Stored entries
┄┄┄┄┄┄┄┄┄┄

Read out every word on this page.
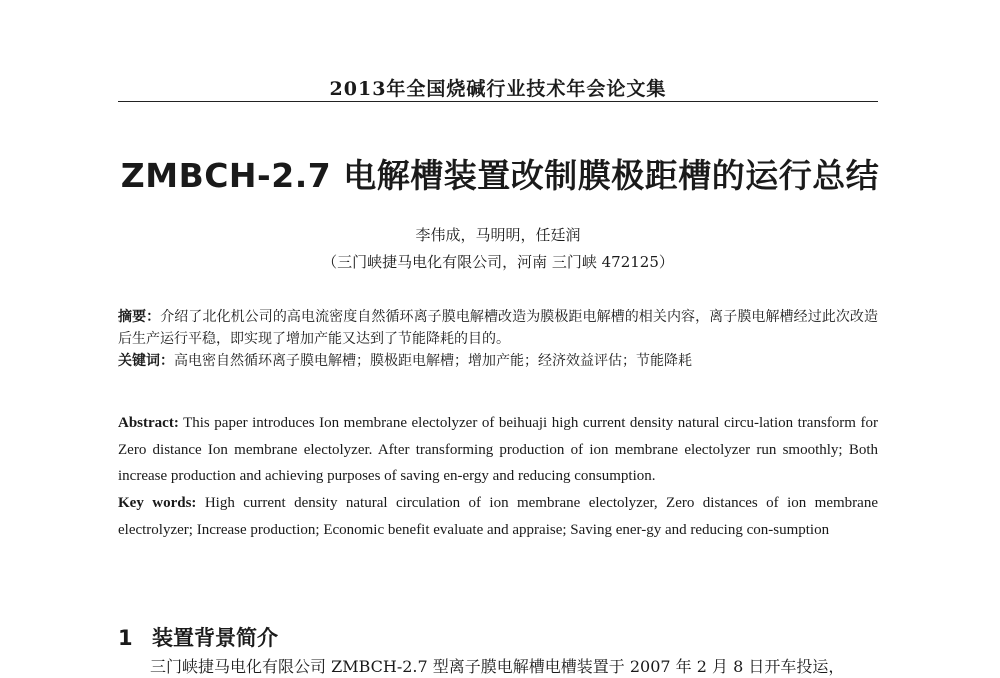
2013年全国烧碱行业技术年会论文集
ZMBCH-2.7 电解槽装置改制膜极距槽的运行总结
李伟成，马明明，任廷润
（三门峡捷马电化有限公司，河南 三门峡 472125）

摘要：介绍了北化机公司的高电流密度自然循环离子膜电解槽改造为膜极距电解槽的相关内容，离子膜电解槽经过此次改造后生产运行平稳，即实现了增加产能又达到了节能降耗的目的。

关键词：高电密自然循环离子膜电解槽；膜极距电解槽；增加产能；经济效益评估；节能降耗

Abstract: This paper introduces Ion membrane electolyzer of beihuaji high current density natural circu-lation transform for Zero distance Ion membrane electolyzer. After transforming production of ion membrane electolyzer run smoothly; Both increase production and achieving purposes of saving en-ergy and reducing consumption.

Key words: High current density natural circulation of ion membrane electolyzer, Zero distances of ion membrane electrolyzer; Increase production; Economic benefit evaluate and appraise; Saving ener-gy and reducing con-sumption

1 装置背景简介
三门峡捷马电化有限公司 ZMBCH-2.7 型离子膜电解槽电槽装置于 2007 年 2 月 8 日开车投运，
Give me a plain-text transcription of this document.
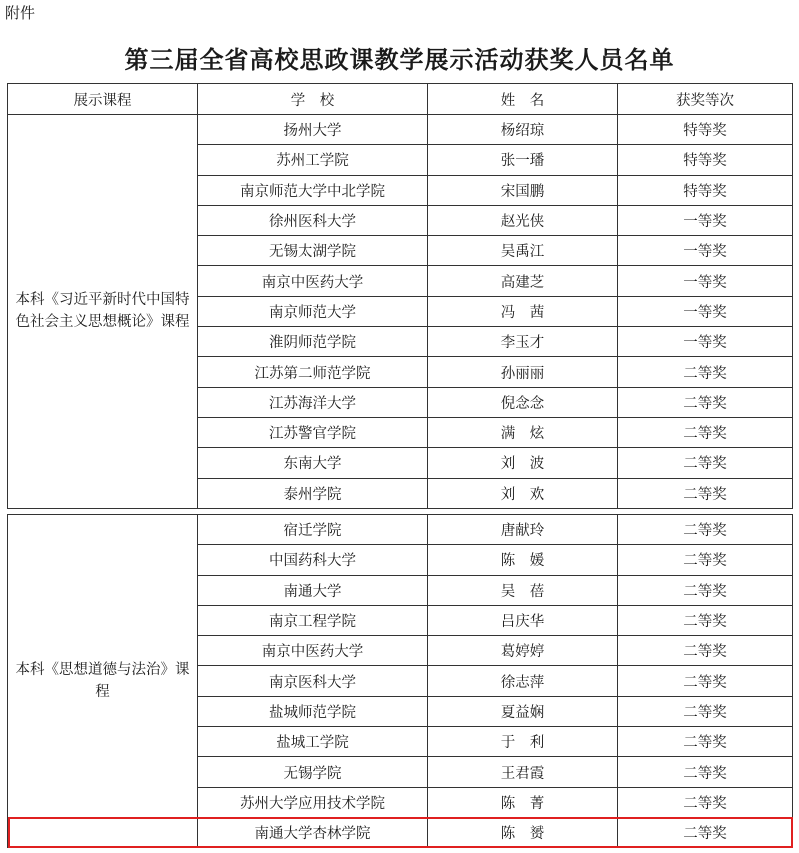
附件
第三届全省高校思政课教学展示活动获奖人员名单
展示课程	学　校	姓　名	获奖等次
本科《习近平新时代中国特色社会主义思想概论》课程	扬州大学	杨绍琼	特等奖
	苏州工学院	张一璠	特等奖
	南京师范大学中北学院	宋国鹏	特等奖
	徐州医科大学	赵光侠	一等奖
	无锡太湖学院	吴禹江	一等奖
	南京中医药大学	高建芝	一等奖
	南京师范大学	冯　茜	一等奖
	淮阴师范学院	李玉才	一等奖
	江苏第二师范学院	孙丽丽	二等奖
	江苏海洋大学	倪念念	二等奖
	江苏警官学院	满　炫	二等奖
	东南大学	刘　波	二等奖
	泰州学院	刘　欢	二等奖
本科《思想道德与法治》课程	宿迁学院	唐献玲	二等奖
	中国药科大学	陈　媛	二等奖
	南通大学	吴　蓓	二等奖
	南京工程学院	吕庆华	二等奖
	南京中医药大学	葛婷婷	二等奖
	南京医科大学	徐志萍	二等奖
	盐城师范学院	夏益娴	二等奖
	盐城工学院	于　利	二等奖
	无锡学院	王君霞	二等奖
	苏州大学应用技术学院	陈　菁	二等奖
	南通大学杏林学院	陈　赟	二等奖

┄┄┄┄┄┄┄┄┄┄

■ **Work to complete**
Isolate each line of the listing above that includes "electolyzer". Copy it.

■ **Response for this exercise**
Abstract: This paper introduces Ion membrane electolyzer of beihuaji high current density natural circu-lation transform for Zero distance Ion membrane electolyzer. After transforming production of ion membrane electolyzer run smoothly; Both increase production and achieving purposes of saving en-ergy and reducing consumption.
Key words: High current density natural circulation of ion membrane electolyzer, Zero distances of ion membrane electrolyzer; Increase production; Economic benefit evaluate and appraise; Saving ener-gy and reducing con-sumption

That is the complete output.